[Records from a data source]
================

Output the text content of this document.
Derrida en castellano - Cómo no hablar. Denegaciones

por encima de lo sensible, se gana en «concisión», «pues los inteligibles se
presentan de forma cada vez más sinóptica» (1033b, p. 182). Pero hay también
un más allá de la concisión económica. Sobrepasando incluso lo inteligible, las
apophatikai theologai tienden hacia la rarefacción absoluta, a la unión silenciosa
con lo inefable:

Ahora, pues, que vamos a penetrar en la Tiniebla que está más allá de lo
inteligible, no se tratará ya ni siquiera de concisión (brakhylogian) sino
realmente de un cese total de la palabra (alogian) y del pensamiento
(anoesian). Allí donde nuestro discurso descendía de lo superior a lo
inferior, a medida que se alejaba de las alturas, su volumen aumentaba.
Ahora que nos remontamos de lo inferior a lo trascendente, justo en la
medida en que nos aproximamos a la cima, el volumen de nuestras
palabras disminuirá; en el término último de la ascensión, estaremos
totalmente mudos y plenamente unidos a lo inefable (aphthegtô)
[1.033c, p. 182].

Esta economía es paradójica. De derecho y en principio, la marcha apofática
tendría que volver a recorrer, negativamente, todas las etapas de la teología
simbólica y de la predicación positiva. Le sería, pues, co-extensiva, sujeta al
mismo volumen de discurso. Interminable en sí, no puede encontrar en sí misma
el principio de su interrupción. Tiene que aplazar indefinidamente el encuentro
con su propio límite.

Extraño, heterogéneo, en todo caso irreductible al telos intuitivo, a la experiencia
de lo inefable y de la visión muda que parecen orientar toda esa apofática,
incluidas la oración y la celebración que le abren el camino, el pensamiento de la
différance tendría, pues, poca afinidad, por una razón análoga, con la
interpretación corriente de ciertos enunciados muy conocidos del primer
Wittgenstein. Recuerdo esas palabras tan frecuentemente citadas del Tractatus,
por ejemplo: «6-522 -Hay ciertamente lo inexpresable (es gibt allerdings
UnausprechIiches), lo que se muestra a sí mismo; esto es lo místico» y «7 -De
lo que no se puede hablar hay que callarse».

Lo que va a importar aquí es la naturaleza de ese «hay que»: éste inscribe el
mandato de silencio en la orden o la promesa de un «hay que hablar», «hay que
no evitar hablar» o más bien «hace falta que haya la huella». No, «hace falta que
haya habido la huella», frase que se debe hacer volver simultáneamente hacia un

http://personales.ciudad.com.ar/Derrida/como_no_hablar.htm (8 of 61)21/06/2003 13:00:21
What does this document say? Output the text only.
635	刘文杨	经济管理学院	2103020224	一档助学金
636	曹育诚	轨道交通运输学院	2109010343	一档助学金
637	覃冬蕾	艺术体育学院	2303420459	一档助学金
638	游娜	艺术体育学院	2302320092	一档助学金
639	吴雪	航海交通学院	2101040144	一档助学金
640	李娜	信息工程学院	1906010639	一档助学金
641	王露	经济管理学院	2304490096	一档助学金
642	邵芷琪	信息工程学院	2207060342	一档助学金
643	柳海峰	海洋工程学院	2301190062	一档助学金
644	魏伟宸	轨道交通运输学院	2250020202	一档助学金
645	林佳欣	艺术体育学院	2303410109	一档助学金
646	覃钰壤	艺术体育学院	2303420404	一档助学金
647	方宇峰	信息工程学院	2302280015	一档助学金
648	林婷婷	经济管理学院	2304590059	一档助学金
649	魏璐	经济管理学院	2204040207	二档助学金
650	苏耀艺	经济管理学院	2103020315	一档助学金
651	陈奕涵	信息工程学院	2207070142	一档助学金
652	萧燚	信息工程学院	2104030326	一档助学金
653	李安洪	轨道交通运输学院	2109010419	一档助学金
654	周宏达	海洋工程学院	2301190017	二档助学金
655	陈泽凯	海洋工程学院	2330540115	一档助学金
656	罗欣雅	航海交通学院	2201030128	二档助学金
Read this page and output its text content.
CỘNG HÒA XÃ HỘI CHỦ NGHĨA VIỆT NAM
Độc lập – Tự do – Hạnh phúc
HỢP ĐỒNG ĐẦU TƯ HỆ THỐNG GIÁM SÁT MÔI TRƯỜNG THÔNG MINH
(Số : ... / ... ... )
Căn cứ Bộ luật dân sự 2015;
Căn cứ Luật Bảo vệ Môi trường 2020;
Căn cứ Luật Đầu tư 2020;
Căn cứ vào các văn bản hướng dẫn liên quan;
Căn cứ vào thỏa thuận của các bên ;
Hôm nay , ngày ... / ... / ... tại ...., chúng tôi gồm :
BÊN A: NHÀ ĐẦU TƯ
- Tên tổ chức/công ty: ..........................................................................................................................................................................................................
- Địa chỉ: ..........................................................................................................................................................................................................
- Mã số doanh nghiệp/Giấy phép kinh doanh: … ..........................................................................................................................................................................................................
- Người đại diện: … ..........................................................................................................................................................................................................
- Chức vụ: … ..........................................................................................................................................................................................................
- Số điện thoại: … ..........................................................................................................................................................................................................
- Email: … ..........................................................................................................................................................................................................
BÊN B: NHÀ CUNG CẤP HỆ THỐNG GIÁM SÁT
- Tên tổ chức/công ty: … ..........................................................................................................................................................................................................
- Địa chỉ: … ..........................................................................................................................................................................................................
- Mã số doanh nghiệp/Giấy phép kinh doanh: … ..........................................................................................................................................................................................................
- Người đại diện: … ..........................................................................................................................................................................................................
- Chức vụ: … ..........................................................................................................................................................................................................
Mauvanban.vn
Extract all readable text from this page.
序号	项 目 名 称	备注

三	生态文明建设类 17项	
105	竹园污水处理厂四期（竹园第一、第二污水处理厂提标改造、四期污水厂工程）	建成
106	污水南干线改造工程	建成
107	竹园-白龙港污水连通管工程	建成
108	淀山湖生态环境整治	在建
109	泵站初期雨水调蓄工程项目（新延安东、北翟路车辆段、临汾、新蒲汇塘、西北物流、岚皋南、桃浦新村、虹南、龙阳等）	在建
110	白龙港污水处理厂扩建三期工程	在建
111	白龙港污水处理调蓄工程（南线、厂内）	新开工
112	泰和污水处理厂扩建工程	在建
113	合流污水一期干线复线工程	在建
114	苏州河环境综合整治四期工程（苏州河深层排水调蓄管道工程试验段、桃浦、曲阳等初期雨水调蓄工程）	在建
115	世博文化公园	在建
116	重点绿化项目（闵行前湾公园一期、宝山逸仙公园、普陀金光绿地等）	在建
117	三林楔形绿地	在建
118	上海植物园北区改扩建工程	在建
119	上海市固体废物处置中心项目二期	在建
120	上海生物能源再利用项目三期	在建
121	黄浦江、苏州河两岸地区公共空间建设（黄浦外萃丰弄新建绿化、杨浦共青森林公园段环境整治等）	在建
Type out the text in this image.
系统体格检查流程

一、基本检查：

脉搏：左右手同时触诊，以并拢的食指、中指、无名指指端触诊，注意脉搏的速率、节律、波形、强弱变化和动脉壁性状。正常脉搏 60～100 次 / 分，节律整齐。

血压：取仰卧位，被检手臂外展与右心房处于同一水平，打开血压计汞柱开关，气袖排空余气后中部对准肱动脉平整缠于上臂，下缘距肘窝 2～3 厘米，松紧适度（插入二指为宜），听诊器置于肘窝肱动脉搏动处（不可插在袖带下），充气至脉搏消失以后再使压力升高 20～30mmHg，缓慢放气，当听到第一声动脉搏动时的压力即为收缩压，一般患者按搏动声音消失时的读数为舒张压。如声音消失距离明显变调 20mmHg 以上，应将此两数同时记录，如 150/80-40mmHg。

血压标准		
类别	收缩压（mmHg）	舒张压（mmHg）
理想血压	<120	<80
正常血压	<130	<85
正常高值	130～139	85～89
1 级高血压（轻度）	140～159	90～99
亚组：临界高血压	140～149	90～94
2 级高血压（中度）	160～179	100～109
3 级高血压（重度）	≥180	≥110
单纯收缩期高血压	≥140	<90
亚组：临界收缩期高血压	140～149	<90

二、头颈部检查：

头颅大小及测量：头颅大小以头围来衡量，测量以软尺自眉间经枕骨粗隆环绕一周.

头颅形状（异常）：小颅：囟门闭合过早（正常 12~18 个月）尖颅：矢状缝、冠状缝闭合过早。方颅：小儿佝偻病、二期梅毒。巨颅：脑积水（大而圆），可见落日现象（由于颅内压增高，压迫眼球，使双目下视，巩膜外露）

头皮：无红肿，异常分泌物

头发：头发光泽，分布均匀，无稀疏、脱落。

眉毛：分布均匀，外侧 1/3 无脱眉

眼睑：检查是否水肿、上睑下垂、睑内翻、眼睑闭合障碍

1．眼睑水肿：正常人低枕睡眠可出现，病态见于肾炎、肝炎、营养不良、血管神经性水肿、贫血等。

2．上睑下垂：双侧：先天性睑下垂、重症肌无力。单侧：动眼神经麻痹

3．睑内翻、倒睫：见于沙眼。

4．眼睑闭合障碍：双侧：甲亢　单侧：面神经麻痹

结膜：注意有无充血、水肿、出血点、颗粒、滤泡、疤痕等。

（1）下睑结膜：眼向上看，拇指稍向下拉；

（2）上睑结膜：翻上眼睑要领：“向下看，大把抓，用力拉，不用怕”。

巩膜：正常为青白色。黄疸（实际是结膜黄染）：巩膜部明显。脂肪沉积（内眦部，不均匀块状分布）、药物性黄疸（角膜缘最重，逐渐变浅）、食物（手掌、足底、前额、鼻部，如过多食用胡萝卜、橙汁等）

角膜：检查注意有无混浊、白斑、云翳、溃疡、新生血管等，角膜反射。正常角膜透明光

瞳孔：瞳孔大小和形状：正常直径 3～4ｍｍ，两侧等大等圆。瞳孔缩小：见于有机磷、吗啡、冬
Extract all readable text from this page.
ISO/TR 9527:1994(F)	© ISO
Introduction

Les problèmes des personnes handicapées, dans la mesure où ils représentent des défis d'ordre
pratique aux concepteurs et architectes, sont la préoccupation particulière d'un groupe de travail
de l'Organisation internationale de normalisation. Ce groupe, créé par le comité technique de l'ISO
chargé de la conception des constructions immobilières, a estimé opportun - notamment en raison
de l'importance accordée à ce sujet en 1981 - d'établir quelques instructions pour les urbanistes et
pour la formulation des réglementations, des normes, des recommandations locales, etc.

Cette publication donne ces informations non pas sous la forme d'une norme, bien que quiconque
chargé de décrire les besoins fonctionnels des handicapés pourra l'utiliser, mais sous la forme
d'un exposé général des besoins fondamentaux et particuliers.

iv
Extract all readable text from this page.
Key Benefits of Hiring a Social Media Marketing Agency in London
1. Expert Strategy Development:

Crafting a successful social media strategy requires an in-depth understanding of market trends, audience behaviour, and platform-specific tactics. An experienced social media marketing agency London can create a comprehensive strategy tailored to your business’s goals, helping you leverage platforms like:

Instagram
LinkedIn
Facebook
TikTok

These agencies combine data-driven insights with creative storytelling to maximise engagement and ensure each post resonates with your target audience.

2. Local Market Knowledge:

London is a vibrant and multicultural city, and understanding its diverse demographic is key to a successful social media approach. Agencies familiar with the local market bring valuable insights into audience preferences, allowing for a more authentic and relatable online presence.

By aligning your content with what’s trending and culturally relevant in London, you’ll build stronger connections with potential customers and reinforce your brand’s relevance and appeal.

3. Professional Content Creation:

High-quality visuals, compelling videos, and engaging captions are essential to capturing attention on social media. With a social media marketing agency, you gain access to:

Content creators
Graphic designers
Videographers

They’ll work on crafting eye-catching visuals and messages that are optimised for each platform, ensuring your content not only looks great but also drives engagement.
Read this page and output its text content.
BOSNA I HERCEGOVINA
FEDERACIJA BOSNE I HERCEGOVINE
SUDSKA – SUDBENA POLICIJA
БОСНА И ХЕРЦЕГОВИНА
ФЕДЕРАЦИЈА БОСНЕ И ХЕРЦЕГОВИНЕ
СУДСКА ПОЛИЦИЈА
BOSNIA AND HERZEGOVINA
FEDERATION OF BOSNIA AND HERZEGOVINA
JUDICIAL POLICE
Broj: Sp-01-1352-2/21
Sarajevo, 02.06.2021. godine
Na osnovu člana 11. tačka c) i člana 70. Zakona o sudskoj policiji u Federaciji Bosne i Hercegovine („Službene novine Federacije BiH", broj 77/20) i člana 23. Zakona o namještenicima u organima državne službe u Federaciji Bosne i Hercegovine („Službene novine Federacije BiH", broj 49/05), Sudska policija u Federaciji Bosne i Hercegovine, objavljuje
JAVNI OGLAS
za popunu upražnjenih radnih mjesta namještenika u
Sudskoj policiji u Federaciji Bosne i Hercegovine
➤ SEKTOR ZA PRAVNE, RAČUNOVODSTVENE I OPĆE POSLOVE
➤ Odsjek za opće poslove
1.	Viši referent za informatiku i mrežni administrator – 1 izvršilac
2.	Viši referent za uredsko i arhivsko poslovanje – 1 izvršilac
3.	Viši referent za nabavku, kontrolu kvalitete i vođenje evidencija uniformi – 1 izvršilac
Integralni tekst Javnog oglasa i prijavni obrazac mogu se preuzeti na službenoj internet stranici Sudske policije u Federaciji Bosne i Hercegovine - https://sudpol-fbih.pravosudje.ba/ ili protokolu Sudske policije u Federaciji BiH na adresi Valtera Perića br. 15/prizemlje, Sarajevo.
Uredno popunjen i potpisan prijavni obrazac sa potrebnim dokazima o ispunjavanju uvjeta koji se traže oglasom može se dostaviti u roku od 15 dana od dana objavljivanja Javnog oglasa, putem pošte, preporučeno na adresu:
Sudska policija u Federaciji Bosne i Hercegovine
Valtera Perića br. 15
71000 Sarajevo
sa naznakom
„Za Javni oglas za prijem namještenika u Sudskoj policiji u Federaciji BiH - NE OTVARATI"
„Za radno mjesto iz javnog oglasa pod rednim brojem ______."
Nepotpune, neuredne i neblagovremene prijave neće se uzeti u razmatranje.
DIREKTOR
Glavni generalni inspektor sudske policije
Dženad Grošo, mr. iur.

================

▸ Short task
Find the lines with the string "BOSNIA" and reproduce them.

▸ Final answer
BOSNIA AND HERZEGOVINA
FEDERATION OF BOSNIA AND HERZEGOVINA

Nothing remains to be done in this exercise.